Answer with one number: how many lines hold "hemorrhage".

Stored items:
[Begin]
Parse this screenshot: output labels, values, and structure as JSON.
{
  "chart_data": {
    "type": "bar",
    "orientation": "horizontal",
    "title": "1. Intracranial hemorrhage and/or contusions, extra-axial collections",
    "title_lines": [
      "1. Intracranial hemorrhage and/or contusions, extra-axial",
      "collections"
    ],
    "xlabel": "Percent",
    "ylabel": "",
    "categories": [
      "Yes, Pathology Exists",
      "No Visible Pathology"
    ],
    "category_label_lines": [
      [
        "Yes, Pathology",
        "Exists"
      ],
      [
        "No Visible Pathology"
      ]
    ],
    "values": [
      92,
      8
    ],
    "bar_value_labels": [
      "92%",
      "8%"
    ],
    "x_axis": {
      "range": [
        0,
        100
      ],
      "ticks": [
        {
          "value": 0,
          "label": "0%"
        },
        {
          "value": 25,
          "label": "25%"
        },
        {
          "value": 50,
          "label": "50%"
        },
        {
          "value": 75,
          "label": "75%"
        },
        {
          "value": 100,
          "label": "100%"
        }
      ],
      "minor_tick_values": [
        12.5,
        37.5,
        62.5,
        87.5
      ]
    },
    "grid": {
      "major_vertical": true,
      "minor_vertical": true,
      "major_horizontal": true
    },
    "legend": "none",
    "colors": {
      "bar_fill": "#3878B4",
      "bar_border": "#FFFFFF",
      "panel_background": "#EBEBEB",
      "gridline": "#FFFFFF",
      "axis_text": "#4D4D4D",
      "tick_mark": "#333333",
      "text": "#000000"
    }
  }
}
[End]
### [EXERCISE RESPONSE]
2